══ Material for this task ══
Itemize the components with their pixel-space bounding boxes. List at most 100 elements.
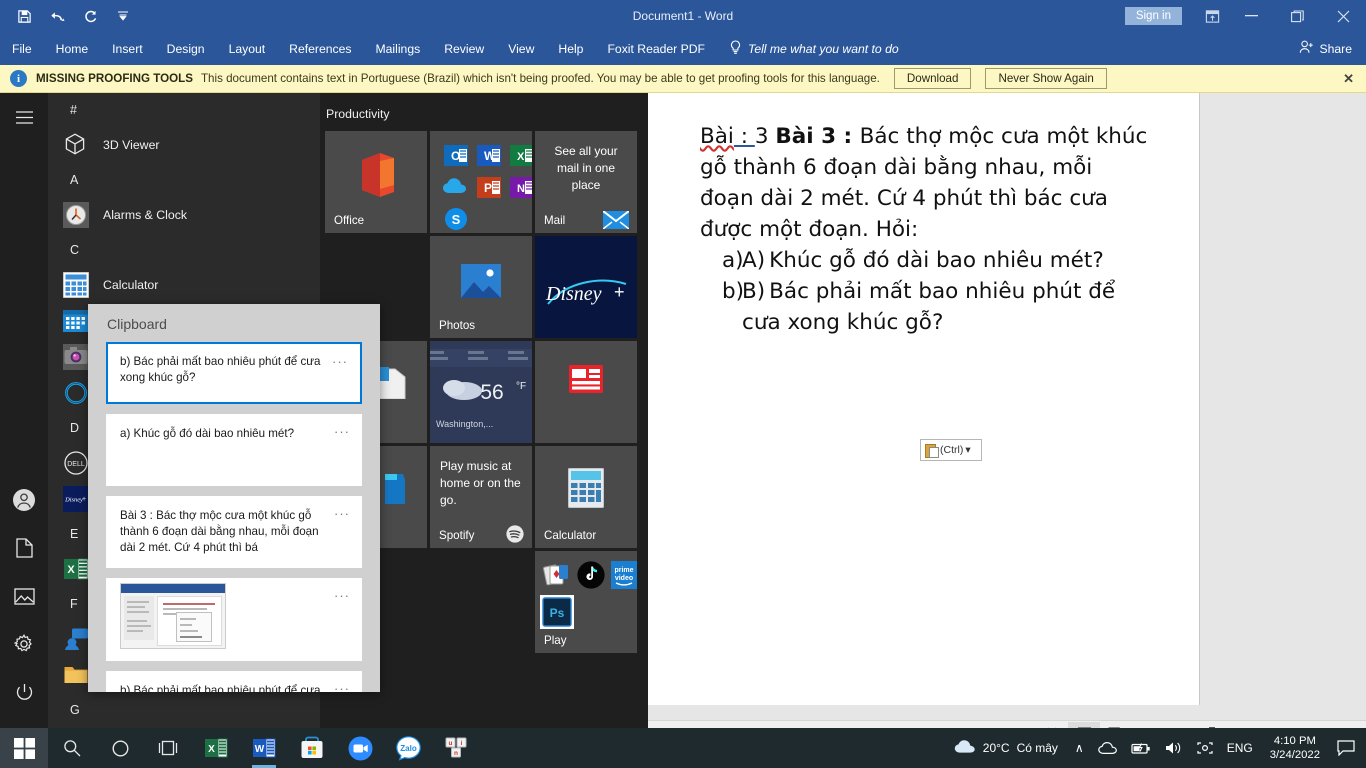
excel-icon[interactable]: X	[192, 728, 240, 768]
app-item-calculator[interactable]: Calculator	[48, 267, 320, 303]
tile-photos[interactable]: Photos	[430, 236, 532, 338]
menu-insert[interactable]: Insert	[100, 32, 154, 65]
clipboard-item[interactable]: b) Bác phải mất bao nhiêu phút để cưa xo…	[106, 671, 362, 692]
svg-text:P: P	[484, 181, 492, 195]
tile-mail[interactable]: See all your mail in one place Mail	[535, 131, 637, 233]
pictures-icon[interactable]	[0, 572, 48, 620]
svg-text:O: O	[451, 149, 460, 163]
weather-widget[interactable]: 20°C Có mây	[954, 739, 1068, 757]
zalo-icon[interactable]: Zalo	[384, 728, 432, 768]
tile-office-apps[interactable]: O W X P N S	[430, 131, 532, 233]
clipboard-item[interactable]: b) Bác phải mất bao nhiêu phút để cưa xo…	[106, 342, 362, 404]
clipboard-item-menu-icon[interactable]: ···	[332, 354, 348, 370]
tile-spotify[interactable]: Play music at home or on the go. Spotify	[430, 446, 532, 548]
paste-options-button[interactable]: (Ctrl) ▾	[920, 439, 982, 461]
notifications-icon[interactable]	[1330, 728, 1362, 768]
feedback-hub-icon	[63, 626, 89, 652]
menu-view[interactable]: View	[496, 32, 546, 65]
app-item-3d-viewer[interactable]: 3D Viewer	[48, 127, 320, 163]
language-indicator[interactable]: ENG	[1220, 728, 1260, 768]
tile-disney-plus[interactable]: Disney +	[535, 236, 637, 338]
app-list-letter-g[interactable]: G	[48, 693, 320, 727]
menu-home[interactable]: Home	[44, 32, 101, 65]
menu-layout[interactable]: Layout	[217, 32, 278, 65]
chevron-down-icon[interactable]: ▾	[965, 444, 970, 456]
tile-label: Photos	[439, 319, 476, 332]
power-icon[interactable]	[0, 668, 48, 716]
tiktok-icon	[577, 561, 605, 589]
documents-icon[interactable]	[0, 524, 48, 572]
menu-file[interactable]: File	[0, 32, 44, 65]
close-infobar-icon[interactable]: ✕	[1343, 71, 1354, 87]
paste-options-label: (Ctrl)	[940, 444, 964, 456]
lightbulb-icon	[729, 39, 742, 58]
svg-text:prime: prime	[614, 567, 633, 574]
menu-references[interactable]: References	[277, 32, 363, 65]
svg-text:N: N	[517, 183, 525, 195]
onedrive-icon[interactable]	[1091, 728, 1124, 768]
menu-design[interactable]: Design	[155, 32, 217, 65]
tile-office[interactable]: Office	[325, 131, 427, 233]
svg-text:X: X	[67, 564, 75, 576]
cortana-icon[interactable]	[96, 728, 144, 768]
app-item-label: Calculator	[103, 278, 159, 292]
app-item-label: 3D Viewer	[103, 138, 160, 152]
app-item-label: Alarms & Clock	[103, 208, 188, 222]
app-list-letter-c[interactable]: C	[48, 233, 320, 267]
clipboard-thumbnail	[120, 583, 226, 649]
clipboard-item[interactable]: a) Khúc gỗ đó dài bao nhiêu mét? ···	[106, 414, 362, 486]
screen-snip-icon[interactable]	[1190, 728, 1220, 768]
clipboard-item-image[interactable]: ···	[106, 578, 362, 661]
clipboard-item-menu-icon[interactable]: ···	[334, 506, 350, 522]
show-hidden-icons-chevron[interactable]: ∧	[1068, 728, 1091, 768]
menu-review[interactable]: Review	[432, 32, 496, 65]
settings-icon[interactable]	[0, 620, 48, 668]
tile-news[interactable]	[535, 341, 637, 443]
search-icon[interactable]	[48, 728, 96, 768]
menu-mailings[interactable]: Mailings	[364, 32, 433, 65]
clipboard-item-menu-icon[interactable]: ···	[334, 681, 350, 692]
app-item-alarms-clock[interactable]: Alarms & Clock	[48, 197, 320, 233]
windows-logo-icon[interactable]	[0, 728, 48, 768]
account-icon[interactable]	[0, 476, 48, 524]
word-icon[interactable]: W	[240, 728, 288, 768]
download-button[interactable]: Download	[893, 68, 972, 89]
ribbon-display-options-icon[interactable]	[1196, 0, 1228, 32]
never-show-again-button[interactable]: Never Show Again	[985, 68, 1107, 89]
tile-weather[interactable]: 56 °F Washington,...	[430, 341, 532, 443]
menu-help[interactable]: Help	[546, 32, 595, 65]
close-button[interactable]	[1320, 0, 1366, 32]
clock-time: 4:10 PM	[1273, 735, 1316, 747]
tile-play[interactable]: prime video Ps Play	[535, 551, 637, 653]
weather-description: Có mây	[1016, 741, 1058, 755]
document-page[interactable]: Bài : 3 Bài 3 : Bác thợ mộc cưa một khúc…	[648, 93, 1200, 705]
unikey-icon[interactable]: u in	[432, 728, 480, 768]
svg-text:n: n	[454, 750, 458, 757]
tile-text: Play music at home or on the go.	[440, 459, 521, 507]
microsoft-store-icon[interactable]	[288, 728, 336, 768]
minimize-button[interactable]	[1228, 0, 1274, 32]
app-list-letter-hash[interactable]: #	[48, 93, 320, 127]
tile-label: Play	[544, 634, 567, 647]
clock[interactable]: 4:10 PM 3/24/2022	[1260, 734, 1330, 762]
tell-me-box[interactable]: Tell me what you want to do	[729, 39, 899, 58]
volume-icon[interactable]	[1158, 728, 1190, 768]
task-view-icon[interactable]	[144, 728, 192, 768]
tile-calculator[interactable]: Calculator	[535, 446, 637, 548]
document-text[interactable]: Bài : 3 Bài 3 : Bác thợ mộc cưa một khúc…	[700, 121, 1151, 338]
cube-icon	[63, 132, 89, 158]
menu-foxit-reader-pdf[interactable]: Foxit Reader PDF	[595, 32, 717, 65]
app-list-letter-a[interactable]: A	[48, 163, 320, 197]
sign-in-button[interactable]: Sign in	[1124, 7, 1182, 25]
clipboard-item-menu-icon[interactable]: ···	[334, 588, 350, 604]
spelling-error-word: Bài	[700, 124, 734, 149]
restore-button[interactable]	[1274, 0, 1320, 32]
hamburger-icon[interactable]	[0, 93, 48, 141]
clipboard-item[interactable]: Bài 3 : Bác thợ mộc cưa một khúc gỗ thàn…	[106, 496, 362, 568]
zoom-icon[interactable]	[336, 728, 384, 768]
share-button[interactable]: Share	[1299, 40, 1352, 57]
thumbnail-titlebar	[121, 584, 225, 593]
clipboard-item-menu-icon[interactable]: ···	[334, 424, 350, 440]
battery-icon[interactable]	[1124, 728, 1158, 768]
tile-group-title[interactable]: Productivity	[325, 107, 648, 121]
═══
══ Material for this task ══
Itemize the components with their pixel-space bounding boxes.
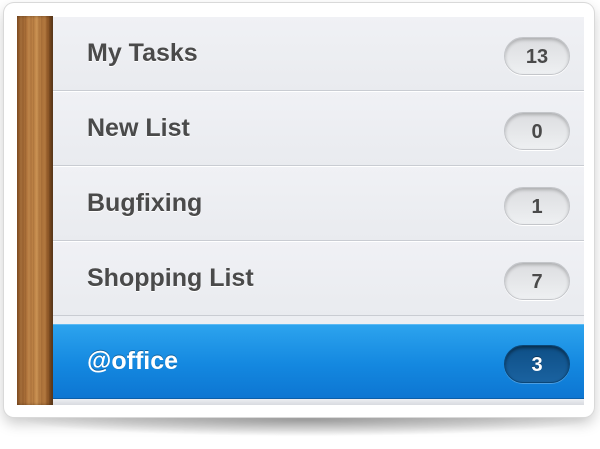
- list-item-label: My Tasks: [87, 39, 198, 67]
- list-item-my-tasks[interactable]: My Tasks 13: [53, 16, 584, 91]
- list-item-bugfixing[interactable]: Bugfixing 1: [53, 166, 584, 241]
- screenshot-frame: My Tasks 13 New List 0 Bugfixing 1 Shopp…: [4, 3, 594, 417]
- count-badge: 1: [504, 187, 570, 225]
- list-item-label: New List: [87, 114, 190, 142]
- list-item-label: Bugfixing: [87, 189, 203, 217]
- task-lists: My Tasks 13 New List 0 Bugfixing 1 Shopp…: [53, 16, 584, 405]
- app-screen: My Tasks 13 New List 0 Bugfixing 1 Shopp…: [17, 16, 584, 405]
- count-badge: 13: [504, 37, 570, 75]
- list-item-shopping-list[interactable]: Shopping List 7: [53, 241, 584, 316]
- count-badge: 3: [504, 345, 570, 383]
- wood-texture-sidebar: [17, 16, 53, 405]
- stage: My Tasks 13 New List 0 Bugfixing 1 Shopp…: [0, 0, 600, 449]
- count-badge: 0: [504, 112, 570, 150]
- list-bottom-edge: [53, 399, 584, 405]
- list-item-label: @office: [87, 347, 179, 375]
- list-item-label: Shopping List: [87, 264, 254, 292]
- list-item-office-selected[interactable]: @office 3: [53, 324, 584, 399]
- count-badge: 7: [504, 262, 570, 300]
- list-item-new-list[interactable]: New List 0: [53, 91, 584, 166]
═══
══ Material for this task ══
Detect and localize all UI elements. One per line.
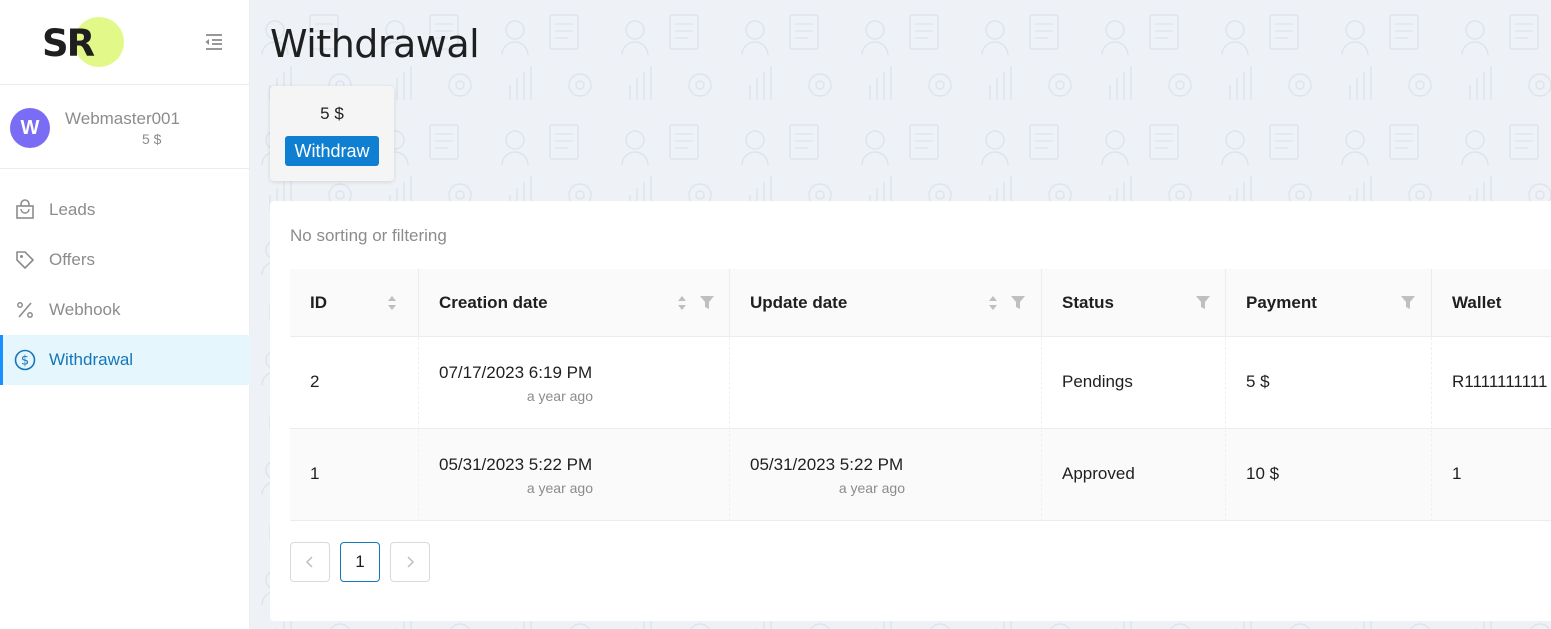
═══
◆ Given instruction
Reproduce the lines from the one containing "most 100 elements." to the one containing "572, 48, 620]", changing "bounding boxes" to "bounding rectangles" and keeping everything else unchanged. Omit the pictures.

◆ Task output
Itemize the components with their pixel-space bounding rectangles. List at most 100 elements.
excel-icon[interactable]: X	[192, 728, 240, 768]
app-item-calculator[interactable]: Calculator	[48, 267, 320, 303]
tile-photos[interactable]: Photos	[430, 236, 532, 338]
menu-insert[interactable]: Insert	[100, 32, 154, 65]
clipboard-item[interactable]: b) Bác phải mất bao nhiêu phút để cưa xo…	[106, 671, 362, 692]
svg-text:P: P	[484, 181, 492, 195]
tile-mail[interactable]: See all your mail in one place Mail	[535, 131, 637, 233]
pictures-icon[interactable]	[0, 572, 48, 620]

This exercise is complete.